▶ _Goal_
Reproduce the material exactly, omitting nothing.

(Data listing)
— START —

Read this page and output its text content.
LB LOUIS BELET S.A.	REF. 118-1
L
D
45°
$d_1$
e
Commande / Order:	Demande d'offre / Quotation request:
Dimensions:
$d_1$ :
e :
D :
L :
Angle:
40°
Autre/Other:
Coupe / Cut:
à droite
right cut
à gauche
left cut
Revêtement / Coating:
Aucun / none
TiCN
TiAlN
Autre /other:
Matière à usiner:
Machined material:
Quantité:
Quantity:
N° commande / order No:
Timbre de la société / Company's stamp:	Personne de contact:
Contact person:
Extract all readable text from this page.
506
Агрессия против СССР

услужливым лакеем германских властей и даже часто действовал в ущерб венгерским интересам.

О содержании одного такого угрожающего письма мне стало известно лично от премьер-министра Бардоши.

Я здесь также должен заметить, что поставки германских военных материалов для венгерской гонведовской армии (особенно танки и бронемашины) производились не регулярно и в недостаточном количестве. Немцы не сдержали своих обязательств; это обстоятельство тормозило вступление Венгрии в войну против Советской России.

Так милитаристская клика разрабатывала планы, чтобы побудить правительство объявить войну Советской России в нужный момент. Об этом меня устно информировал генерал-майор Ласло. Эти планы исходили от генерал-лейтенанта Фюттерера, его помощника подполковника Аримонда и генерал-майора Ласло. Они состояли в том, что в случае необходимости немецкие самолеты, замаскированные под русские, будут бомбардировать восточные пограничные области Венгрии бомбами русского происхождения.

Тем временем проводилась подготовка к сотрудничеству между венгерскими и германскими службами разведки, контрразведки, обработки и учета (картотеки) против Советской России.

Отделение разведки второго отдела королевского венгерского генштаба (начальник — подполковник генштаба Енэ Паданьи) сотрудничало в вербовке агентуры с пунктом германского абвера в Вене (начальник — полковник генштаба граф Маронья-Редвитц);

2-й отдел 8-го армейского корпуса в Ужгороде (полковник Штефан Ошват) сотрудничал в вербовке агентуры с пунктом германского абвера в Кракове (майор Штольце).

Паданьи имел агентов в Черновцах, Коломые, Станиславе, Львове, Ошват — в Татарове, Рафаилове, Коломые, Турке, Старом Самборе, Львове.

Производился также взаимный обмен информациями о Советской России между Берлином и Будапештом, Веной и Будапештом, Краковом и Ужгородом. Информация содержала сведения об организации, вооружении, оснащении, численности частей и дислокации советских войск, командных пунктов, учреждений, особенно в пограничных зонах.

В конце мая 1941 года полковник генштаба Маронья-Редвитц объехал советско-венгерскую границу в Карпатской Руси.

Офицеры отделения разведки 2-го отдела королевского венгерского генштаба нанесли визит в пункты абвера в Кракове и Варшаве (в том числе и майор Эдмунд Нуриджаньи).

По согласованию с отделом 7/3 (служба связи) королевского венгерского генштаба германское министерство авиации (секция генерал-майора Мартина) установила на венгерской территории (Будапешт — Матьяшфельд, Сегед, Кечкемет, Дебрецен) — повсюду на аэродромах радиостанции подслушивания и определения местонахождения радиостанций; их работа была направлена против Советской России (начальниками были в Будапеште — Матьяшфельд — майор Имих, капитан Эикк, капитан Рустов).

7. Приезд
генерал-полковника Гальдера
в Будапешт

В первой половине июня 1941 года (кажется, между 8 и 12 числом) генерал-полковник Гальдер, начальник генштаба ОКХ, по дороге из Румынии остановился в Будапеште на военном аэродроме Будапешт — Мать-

— END —

▶ _Written response_
Read this page and output its text content.
LB LOUIS BELET S.A.	REF. 118-1
L
D
45°
$d_1$
e
Commande / Order:	Demande d'offre / Quotation request:
Dimensions:
$d_1$ :
e :
D :
L :
Angle:
40°
Autre/Other:
Coupe / Cut:
à droite
right cut
à gauche
left cut
Revêtement / Coating:
Aucun / none
TiCN
TiAlN
Autre /other:
Matière à usiner:
Machined material:
Quantité:
Quantity:
N° commande / order No:
Timbre de la société / Company's stamp:	Personne de contact:
Contact person:
Extract all readable text from this page.
506
Агрессия против СССР

услужливым лакеем германских властей и даже часто действовал в ущерб венгерским интересам.

О содержании одного такого угрожающего письма мне стало известно лично от премьер-министра Бардоши.

Я здесь также должен заметить, что поставки германских военных материалов для венгерской гонведовской армии (особенно танки и бронемашины) производились не регулярно и в недостаточном количестве. Немцы не сдержали своих обязательств; это обстоятельство тормозило вступление Венгрии в войну против Советской России.

Так милитаристская клика разрабатывала планы, чтобы побудить правительство объявить войну Советской России в нужный момент. Об этом меня устно информировал генерал-майор Ласло. Эти планы исходили от генерал-лейтенанта Фюттерера, его помощника подполковника Аримонда и генерал-майора Ласло. Они состояли в том, что в случае необходимости немецкие самолеты, замаскированные под русские, будут бомбардировать восточные пограничные области Венгрии бомбами русского происхождения.

Тем временем проводилась подготовка к сотрудничеству между венгерскими и германскими службами разведки, контрразведки, обработки и учета (картотеки) против Советской России.

Отделение разведки второго отдела королевского венгерского генштаба (начальник — подполковник генштаба Енэ Паданьи) сотрудничало в вербовке агентуры с пунктом германского абвера в Вене (начальник — полковник генштаба граф Маронья-Редвитц);

2-й отдел 8-го армейского корпуса в Ужгороде (полковник Штефан Ошват) сотрудничал в вербовке агентуры с пунктом германского абвера в Кракове (майор Штольце).

Паданьи имел агентов в Черновцах, Коломые, Станиславе, Львове, Ошват — в Татарове, Рафаилове, Коломые, Турке, Старом Самборе, Львове.

Производился также взаимный обмен информациями о Советской России между Берлином и Будапештом, Веной и Будапештом, Краковом и Ужгородом. Информация содержала сведения об организации, вооружении, оснащении, численности частей и дислокации советских войск, командных пунктов, учреждений, особенно в пограничных зонах.

В конце мая 1941 года полковник генштаба Маронья-Редвитц объехал советско-венгерскую границу в Карпатской Руси.

Офицеры отделения разведки 2-го отдела королевского венгерского генштаба нанесли визит в пункты абвера в Кракове и Варшаве (в том числе и майор Эдмунд Нуриджаньи).

По согласованию с отделом 7/3 (служба связи) королевского венгерского генштаба германское министерство авиации (секция генерал-майора Мартина) установила на венгерской территории (Будапешт — Матьяшфельд, Сегед, Кечкемет, Дебрецен) — повсюду на аэродромах радиостанции подслушивания и определения местонахождения радиостанций; их работа была направлена против Советской России (начальниками были в Будапеште — Матьяшфельд — майор Имих, капитан Эикк, капитан Рустов).

7. Приезд
генерал-полковника Гальдера
в Будапешт

В первой половине июня 1941 года (кажется, между 8 и 12 числом) генерал-полковник Гальдер, начальник генштаба ОКХ, по дороге из Румынии остановился в Будапеште на военном аэродроме Будапешт — Мать-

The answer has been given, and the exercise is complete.